Stored records

--------------------

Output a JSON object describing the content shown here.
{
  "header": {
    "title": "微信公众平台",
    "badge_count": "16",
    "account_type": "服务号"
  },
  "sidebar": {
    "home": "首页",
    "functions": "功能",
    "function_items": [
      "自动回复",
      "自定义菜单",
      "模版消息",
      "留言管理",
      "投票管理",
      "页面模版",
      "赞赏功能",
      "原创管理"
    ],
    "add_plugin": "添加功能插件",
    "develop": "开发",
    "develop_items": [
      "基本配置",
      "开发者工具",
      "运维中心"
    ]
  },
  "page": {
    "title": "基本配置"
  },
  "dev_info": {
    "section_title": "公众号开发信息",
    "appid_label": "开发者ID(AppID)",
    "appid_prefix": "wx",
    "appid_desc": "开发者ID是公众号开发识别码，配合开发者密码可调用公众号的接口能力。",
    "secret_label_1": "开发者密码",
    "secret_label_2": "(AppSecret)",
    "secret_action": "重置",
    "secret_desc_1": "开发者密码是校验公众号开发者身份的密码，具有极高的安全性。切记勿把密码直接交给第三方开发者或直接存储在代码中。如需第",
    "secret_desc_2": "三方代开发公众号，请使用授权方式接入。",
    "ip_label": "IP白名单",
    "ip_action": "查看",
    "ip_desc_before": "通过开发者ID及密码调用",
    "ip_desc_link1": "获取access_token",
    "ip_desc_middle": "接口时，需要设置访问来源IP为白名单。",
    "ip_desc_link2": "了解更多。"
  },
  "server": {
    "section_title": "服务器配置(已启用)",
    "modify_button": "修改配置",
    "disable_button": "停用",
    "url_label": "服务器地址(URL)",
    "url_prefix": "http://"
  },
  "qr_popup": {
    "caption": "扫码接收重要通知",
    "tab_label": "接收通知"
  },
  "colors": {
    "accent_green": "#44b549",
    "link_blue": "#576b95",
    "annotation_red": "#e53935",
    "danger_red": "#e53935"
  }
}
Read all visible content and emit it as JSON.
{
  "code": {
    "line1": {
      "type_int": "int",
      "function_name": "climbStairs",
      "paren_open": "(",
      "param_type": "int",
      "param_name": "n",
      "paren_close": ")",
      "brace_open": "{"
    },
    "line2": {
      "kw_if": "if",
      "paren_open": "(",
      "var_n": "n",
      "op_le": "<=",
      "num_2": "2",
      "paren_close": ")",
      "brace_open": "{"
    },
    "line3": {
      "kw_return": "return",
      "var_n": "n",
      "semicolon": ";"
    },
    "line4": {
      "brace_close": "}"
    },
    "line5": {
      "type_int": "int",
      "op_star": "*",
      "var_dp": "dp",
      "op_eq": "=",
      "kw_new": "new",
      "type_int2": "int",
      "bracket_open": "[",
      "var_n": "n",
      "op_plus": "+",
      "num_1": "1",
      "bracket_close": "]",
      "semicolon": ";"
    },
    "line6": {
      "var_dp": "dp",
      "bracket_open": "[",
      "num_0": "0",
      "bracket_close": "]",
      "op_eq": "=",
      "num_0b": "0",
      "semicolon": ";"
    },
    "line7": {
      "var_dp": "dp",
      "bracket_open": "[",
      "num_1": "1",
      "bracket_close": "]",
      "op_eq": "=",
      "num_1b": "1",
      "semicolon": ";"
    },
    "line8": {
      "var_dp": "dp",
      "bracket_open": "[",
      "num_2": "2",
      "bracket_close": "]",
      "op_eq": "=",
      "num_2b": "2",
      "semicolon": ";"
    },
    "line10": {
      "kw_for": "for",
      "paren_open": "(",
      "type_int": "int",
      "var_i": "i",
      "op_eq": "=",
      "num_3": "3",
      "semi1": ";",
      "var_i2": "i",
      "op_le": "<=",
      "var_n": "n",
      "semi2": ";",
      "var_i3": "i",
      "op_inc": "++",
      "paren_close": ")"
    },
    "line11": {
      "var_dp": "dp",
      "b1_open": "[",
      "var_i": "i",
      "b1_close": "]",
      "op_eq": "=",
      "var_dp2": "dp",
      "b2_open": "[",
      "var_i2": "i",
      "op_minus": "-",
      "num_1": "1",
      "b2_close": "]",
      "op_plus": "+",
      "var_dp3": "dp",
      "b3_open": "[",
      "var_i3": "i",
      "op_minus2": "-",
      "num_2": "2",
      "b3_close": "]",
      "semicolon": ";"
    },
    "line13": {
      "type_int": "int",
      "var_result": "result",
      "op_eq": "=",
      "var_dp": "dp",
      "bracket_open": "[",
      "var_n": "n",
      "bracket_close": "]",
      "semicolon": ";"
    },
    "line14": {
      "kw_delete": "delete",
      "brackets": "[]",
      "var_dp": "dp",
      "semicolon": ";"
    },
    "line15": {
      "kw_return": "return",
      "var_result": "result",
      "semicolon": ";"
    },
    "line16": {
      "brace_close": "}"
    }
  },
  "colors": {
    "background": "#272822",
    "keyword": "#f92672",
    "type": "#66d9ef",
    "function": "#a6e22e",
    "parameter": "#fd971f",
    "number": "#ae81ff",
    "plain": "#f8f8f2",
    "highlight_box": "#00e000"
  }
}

--------------------

# PROBLEM REQUIREMENTS
Reproduce the material precisely, including every line.

# TASK RESPONSE
Output a JSON object describing the content shown here.
{
  "header": {
    "title": "微信公众平台",
    "badge_count": "16",
    "account_type": "服务号"
  },
  "sidebar": {
    "home": "首页",
    "functions": "功能",
    "function_items": [
      "自动回复",
      "自定义菜单",
      "模版消息",
      "留言管理",
      "投票管理",
      "页面模版",
      "赞赏功能",
      "原创管理"
    ],
    "add_plugin": "添加功能插件",
    "develop": "开发",
    "develop_items": [
      "基本配置",
      "开发者工具",
      "运维中心"
    ]
  },
  "page": {
    "title": "基本配置"
  },
  "dev_info": {
    "section_title": "公众号开发信息",
    "appid_label": "开发者ID(AppID)",
    "appid_prefix": "wx",
    "appid_desc": "开发者ID是公众号开发识别码，配合开发者密码可调用公众号的接口能力。",
    "secret_label_1": "开发者密码",
    "secret_label_2": "(AppSecret)",
    "secret_action": "重置",
    "secret_desc_1": "开发者密码是校验公众号开发者身份的密码，具有极高的安全性。切记勿把密码直接交给第三方开发者或直接存储在代码中。如需第",
    "secret_desc_2": "三方代开发公众号，请使用授权方式接入。",
    "ip_label": "IP白名单",
    "ip_action": "查看",
    "ip_desc_before": "通过开发者ID及密码调用",
    "ip_desc_link1": "获取access_token",
    "ip_desc_middle": "接口时，需要设置访问来源IP为白名单。",
    "ip_desc_link2": "了解更多。"
  },
  "server": {
    "section_title": "服务器配置(已启用)",
    "modify_button": "修改配置",
    "disable_button": "停用",
    "url_label": "服务器地址(URL)",
    "url_prefix": "http://"
  },
  "qr_popup": {
    "caption": "扫码接收重要通知",
    "tab_label": "接收通知"
  },
  "colors": {
    "accent_green": "#44b549",
    "link_blue": "#576b95",
    "annotation_red": "#e53935",
    "danger_red": "#e53935"
  }
}
Read all visible content and emit it as JSON.
{
  "code": {
    "line1": {
      "type_int": "int",
      "function_name": "climbStairs",
      "paren_open": "(",
      "param_type": "int",
      "param_name": "n",
      "paren_close": ")",
      "brace_open": "{"
    },
    "line2": {
      "kw_if": "if",
      "paren_open": "(",
      "var_n": "n",
      "op_le": "<=",
      "num_2": "2",
      "paren_close": ")",
      "brace_open": "{"
    },
    "line3": {
      "kw_return": "return",
      "var_n": "n",
      "semicolon": ";"
    },
    "line4": {
      "brace_close": "}"
    },
    "line5": {
      "type_int": "int",
      "op_star": "*",
      "var_dp": "dp",
      "op_eq": "=",
      "kw_new": "new",
      "type_int2": "int",
      "bracket_open": "[",
      "var_n": "n",
      "op_plus": "+",
      "num_1": "1",
      "bracket_close": "]",
      "semicolon": ";"
    },
    "line6": {
      "var_dp": "dp",
      "bracket_open": "[",
      "num_0": "0",
      "bracket_close": "]",
      "op_eq": "=",
      "num_0b": "0",
      "semicolon": ";"
    },
    "line7": {
      "var_dp": "dp",
      "bracket_open": "[",
      "num_1": "1",
      "bracket_close": "]",
      "op_eq": "=",
      "num_1b": "1",
      "semicolon": ";"
    },
    "line8": {
      "var_dp": "dp",
      "bracket_open": "[",
      "num_2": "2",
      "bracket_close": "]",
      "op_eq": "=",
      "num_2b": "2",
      "semicolon": ";"
    },
    "line10": {
      "kw_for": "for",
      "paren_open": "(",
      "type_int": "int",
      "var_i": "i",
      "op_eq": "=",
      "num_3": "3",
      "semi1": ";",
      "var_i2": "i",
      "op_le": "<=",
      "var_n": "n",
      "semi2": ";",
      "var_i3": "i",
      "op_inc": "++",
      "paren_close": ")"
    },
    "line11": {
      "var_dp": "dp",
      "b1_open": "[",
      "var_i": "i",
      "b1_close": "]",
      "op_eq": "=",
      "var_dp2": "dp",
      "b2_open": "[",
      "var_i2": "i",
      "op_minus": "-",
      "num_1": "1",
      "b2_close": "]",
      "op_plus": "+",
      "var_dp3": "dp",
      "b3_open": "[",
      "var_i3": "i",
      "op_minus2": "-",
      "num_2": "2",
      "b3_close": "]",
      "semicolon": ";"
    },
    "line13": {
      "type_int": "int",
      "var_result": "result",
      "op_eq": "=",
      "var_dp": "dp",
      "bracket_open": "[",
      "var_n": "n",
      "bracket_close": "]",
      "semicolon": ";"
    },
    "line14": {
      "kw_delete": "delete",
      "brackets": "[]",
      "var_dp": "dp",
      "semicolon": ";"
    },
    "line15": {
      "kw_return": "return",
      "var_result": "result",
      "semicolon": ";"
    },
    "line16": {
      "brace_close": "}"
    }
  },
  "colors": {
    "background": "#272822",
    "keyword": "#f92672",
    "type": "#66d9ef",
    "function": "#a6e22e",
    "parameter": "#fd971f",
    "number": "#ae81ff",
    "plain": "#f8f8f2",
    "highlight_box": "#00e000"
  }
}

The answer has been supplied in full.